■ Tarefas a resolver
a - Segundo o trecho sobre Joaquim Roriz, em que jornal e em que data saiu a declaração do Governador citada?
b - Transcreva do trecho sobre Joaquim Roriz a parte que se abre com as palavras contendo "Continua o Sr." e se fecha com "do Distrito Federal.".
c - Dê continuidade ao trecho sobre Joaquim Roriz a partir do ponto em que ele termina.

■ Trecho do texto
Até hoje, não foi julgado o criminoso, ou não o foram os criminosos que abateram o pacífico companheiro, jardineiro, que ali se encontrava em desespero, em dezembro do ano passado. Parece que existe, também, algum preconceito contra a raça ou contra a cor, devido a esse aspecto primário que caracteriza as manifestações do Sr. Joaquim Roriz. As questões não são colocadas em termos políticos e ideológicos, mas em termos de cor. Não é um preconceito racial. Há uma completa ausência de espírito e raciocínio político-ideológico nessa infeliz cabeça que ocupa o Palácio do Buriti.

Diz o Governador, na primeira página do Correio Braziliense do dia 21 de outubro de 2000: “Se tiver alguém aqui da cor que não é azul, cuidado. Muito cuidado. Está correndo risco. Se algo acontecer, não tenho culpa, não tenho nenhuma responsabilidade”. Defende-se o Sr. Joaquim Roriz já antecipadamente, como se culpa no cartório tivesse. Quem foi que disse que S. Exª tinha culpa? Ninguém disse. É sua consciência pesada de outros episódios semelhantes que leva o Sr. Joaquim Roriz a pedir desculpas, dizendo “se algo acontecer, não tenho nenhuma responsabilidade”. Quem é irresponsável não pode ter responsabilidade. Para que se tenha responsabilidade, de acordo com o Código Penal - e, no caso, trata-se de uma responsabilidade penal -, precisa-se ter consciência do caráter criminoso do ato. Quem não a tem não é responsável. É irresponsável penalmente, pelo menos. E quem, de acordo com o Código Penal, colabora de qualquer maneira para que o crime aconteça é responsável, sim. É considerado autor do evento criminoso, bastando colaborar, de alguma forma, para que ele se dê.

Continua o Sr. Governador: “Essa gente não tem coragem de entrar onde está o povo. Vem falar aqui agora. Vem pra cá para falar para o Governo. Para falar com o Governo precisa estar preparado.” É filosófica essa tirada! Como S. Exª consegue, de um jato só, de improviso, falar uma frase que parece congruente, numa fulanização do Governo! Para essas cabeças, o Governo sou eu; “para falar com o Governo” quer dizer “para falar comigo”. Segundo esse tipo de pensamento deformado, o Governo é ele mesmo. E continua: “Se não está acostumado a apanhar, vai apanhar neste momento.” Palavras de S. Exª, o Governador do Distrito Federal.

Eu não precisava dizer mais nada, o Sr. Roriz fala por si.

■ Dados
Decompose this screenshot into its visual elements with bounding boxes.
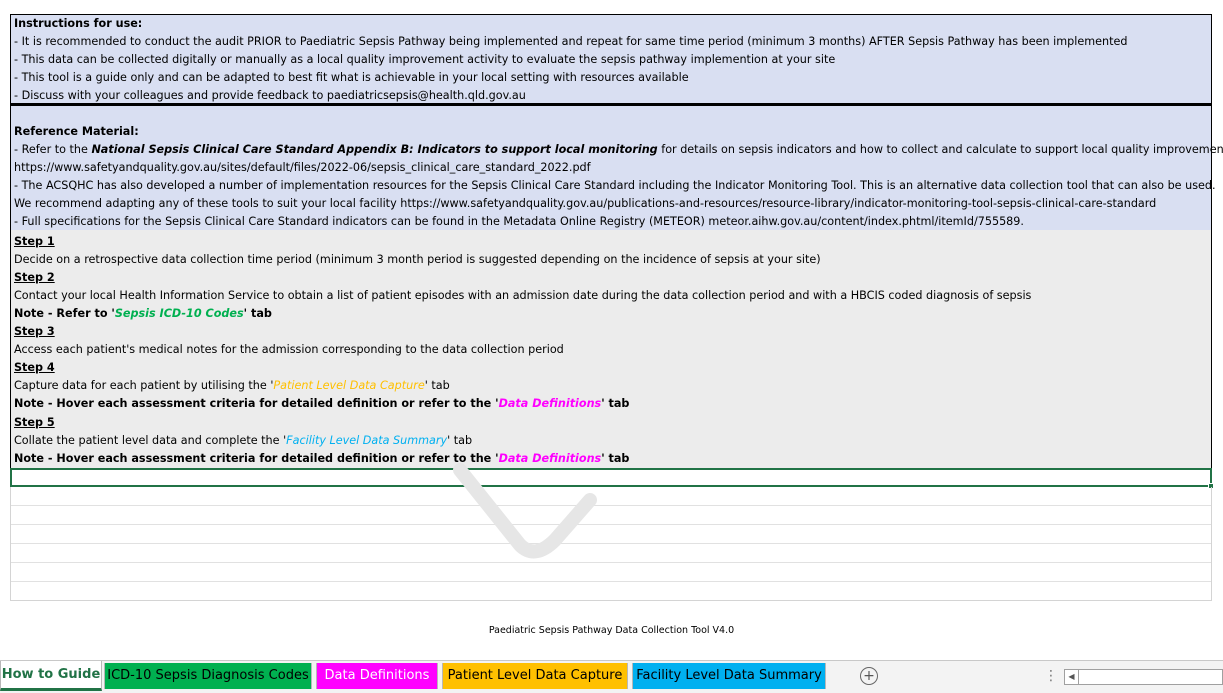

■ Respostas por tarefa
a - Na primeira página do Correio Braziliense de 21 de outubro de 2000.

b -
Continua o Sr. Governador: “Essa gente não tem coragem de entrar onde está o povo. Vem falar aqui agora. Vem pra cá para falar para o Governo. Para falar com o Governo precisa estar preparado.” É filosófica essa tirada! Como S. Exª consegue, de um jato só, de improviso, falar uma frase que parece congruente, numa fulanização do Governo! Para essas cabeças, o Governo sou eu; “para falar com o Governo” quer dizer “para falar comigo”. Segundo esse tipo de pensamento deformado, o Governo é ele mesmo. E continua: “Se não está acostumado a apanhar, vai apanhar neste momento.” Palavras de S. Exª, o Governador do Distrito Federal.

c -
Naquele episódio de dezembro, S. Exª nomeou uma comissão composta por três ilustres cidadãos do Distrito Federal: advogado, juiz, etc. Quando recebeu o relatório feito por essas pessoas que havia indicado, o Sr. Roriz rasgou-o - naturalmente, porque não deu certo para o Governo. Perguntado por que, disse que ali havia pessoas pouco qualificadas, gente de outra cor, um advogado, respeitabilíssimo, que havia pertencido, ou pertencia, ao Partido Comunista Brasileiro. Como havia gente de outra cor entre os três que havia nomeado, S. Exª, portanto, se julgava no direito de rasgar o relatório.

Assim, foi empurrando a situação com a barriga, e demitiram-se dois secretários de Governo, mas “o tempo é o senhor da razão”. No dia do enterro, eu perguntava de onde a ordem partiu. Hoje não pergunto mais. Tenho certeza de onde a ordem partiu! Entre as vítimas dessa personalidade estranha, encontra-se principalmente o Jornalista Noblat, do Correio Braziliense.

Incomoda a certas pessoas a instituição de uma substância ética no Correio Brazileinse, que foi proposta e implementada pelo Sr. Noblat. Não conheço pessoalmente o Sr. Noblat. Senti, solidaridarizei-me, quando dois filhos seus foram violentamente agredidos por questões decorrentes da postura ética, da postura construtiva e da postura digna - que, cada vez mais, premiava o Correio Braziliense -, da sua independência em relação aos governos, e, portanto, incomodando cada vez mais.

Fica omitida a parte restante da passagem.